→ Set problem
Copy out all the records, word for word.

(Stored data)
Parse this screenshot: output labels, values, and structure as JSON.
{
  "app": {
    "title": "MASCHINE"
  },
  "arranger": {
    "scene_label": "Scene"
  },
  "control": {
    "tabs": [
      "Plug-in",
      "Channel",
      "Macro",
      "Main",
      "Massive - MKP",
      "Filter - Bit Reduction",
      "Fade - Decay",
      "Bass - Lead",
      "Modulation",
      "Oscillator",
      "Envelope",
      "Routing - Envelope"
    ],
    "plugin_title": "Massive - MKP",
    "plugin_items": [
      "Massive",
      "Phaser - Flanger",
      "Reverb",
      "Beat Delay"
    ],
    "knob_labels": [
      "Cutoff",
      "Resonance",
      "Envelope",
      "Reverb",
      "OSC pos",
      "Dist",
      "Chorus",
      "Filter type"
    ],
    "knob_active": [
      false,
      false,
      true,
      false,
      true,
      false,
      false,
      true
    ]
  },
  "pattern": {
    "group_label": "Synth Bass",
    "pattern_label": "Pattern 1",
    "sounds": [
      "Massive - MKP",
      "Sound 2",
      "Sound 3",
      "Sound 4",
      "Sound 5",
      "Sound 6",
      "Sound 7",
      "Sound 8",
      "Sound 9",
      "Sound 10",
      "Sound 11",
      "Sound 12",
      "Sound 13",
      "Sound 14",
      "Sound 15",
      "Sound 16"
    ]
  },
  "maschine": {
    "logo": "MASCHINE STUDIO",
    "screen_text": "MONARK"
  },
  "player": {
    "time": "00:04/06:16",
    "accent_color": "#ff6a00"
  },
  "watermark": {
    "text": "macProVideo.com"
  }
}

→ Response
Parse this screenshot: output labels, values, and structure as JSON.
{
  "app": {
    "title": "MASCHINE"
  },
  "arranger": {
    "scene_label": "Scene"
  },
  "control": {
    "tabs": [
      "Plug-in",
      "Channel",
      "Macro",
      "Main",
      "Massive - MKP",
      "Filter - Bit Reduction",
      "Fade - Decay",
      "Bass - Lead",
      "Modulation",
      "Oscillator",
      "Envelope",
      "Routing - Envelope"
    ],
    "plugin_title": "Massive - MKP",
    "plugin_items": [
      "Massive",
      "Phaser - Flanger",
      "Reverb",
      "Beat Delay"
    ],
    "knob_labels": [
      "Cutoff",
      "Resonance",
      "Envelope",
      "Reverb",
      "OSC pos",
      "Dist",
      "Chorus",
      "Filter type"
    ],
    "knob_active": [
      false,
      false,
      true,
      false,
      true,
      false,
      false,
      true
    ]
  },
  "pattern": {
    "group_label": "Synth Bass",
    "pattern_label": "Pattern 1",
    "sounds": [
      "Massive - MKP",
      "Sound 2",
      "Sound 3",
      "Sound 4",
      "Sound 5",
      "Sound 6",
      "Sound 7",
      "Sound 8",
      "Sound 9",
      "Sound 10",
      "Sound 11",
      "Sound 12",
      "Sound 13",
      "Sound 14",
      "Sound 15",
      "Sound 16"
    ]
  },
  "maschine": {
    "logo": "MASCHINE STUDIO",
    "screen_text": "MONARK"
  },
  "player": {
    "time": "00:04/06:16",
    "accent_color": "#ff6a00"
  },
  "watermark": {
    "text": "macProVideo.com"
  }
}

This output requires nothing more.